** Begin **
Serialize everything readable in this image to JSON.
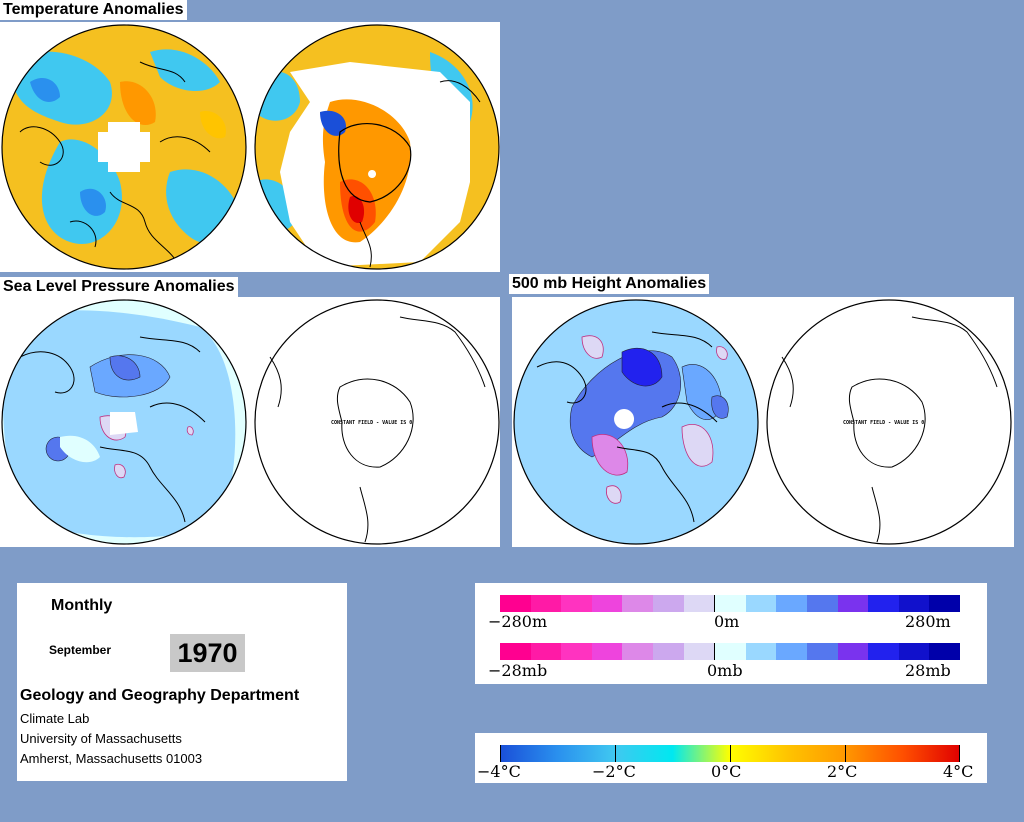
{
  "sections": {
    "temperature": "Temperature Anomalies",
    "slp": "Sea Level Pressure Anomalies",
    "height": "500 mb Height Anomalies"
  },
  "maps": {
    "constant_field": "CONSTANT FIELD - VALUE IS 0"
  },
  "info": {
    "period": "Monthly",
    "month": "September",
    "year": "1970",
    "department": "Geology and Geography Department",
    "lab": "Climate Lab",
    "university": "University of Massachusetts",
    "address": "Amherst, Massachusetts 01003"
  },
  "legends": {
    "height": {
      "min": "−280m",
      "mid": "0m",
      "max": "280m"
    },
    "pressure": {
      "min": "−28mb",
      "mid": "0mb",
      "max": "28mb"
    },
    "temperature": {
      "ticks": [
        "−4°C",
        "−2°C",
        "0°C",
        "2°C",
        "4°C"
      ]
    }
  },
  "colors": {
    "background": "#7f9cc8",
    "diverging_scale": [
      "#ff0090",
      "#ff1aa6",
      "#ff33c0",
      "#ee44dd",
      "#dd88e8",
      "#cca8ee",
      "#ddd8f5",
      "#e0ffff",
      "#9ad8ff",
      "#6aa8ff",
      "#5577ee",
      "#7a33ee",
      "#2222ee",
      "#1111cc",
      "#0000aa"
    ],
    "temperature_scale": [
      "#1a4fd8",
      "#2a90ee",
      "#40c8f0",
      "#00e8f0",
      "#ffff00",
      "#ffc400",
      "#ff9800",
      "#ff5000",
      "#e00000"
    ]
  }
}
** End **
Will you set down the records word for word while leaving out every picture?

Serialize everything readable in this image to JSON.
{
  "sections": {
    "temperature": "Temperature Anomalies",
    "slp": "Sea Level Pressure Anomalies",
    "height": "500 mb Height Anomalies"
  },
  "maps": {
    "constant_field": "CONSTANT FIELD - VALUE IS 0"
  },
  "info": {
    "period": "Monthly",
    "month": "September",
    "year": "1970",
    "department": "Geology and Geography Department",
    "lab": "Climate Lab",
    "university": "University of Massachusetts",
    "address": "Amherst, Massachusetts 01003"
  },
  "legends": {
    "height": {
      "min": "−280m",
      "mid": "0m",
      "max": "280m"
    },
    "pressure": {
      "min": "−28mb",
      "mid": "0mb",
      "max": "28mb"
    },
    "temperature": {
      "ticks": [
        "−4°C",
        "−2°C",
        "0°C",
        "2°C",
        "4°C"
      ]
    }
  },
  "colors": {
    "background": "#7f9cc8",
    "diverging_scale": [
      "#ff0090",
      "#ff1aa6",
      "#ff33c0",
      "#ee44dd",
      "#dd88e8",
      "#cca8ee",
      "#ddd8f5",
      "#e0ffff",
      "#9ad8ff",
      "#6aa8ff",
      "#5577ee",
      "#7a33ee",
      "#2222ee",
      "#1111cc",
      "#0000aa"
    ],
    "temperature_scale": [
      "#1a4fd8",
      "#2a90ee",
      "#40c8f0",
      "#00e8f0",
      "#ffff00",
      "#ffc400",
      "#ff9800",
      "#ff5000",
      "#e00000"
    ]
  }
}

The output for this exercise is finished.